Activity
What lines below hold the string "subunit"? Copy them all.

+---+

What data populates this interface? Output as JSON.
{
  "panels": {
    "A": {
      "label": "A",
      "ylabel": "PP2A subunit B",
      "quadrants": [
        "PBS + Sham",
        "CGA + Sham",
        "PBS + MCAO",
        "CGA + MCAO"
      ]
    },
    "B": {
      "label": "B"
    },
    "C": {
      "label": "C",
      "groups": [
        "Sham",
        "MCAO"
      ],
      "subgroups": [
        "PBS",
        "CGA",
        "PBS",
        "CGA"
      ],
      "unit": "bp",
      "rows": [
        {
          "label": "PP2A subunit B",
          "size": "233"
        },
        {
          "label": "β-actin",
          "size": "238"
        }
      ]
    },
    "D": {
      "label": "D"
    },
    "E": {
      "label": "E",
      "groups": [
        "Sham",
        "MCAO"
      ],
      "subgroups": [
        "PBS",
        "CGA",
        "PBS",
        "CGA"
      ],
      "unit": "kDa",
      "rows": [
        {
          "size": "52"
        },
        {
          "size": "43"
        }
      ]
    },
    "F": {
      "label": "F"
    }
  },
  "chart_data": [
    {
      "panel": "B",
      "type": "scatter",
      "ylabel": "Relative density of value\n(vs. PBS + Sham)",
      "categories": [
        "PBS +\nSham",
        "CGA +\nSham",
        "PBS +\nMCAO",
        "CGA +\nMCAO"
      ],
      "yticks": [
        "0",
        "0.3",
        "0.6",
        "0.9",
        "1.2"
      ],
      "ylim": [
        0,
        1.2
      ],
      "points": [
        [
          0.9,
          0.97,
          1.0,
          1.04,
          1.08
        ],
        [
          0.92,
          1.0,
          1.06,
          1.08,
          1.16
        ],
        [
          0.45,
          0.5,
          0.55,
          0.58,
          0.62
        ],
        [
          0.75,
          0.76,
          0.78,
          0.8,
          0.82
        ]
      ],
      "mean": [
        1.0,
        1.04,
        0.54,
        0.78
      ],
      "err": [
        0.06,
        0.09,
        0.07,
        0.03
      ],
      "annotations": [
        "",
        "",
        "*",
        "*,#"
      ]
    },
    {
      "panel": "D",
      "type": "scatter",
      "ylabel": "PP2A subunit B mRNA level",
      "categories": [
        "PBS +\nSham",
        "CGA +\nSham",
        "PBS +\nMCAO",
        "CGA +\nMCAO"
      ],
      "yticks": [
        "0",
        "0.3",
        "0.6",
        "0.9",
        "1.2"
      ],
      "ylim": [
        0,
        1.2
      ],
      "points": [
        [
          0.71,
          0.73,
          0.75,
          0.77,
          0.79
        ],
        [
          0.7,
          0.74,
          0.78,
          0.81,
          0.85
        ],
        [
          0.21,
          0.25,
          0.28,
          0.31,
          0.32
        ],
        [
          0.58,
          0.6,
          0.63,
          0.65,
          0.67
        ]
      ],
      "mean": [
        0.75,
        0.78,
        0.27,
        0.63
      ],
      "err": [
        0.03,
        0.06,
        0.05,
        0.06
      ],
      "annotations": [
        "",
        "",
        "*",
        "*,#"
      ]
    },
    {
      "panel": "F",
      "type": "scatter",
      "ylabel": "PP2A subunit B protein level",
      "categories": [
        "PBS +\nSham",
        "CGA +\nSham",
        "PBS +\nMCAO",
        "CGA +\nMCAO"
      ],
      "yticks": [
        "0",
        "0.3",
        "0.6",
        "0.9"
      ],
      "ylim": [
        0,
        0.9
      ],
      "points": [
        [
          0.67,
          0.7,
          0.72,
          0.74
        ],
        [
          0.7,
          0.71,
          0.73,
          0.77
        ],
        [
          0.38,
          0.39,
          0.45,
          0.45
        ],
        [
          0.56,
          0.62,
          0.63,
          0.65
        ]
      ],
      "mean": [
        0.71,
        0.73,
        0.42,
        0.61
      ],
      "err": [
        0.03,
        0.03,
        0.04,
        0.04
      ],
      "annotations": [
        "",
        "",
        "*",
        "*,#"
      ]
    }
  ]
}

+---+

Solution for this exercise
      "ylabel": "PP2A subunit B",
          "label": "PP2A subunit B",
      "ylabel": "PP2A subunit B mRNA level",
      "ylabel": "PP2A subunit B protein level",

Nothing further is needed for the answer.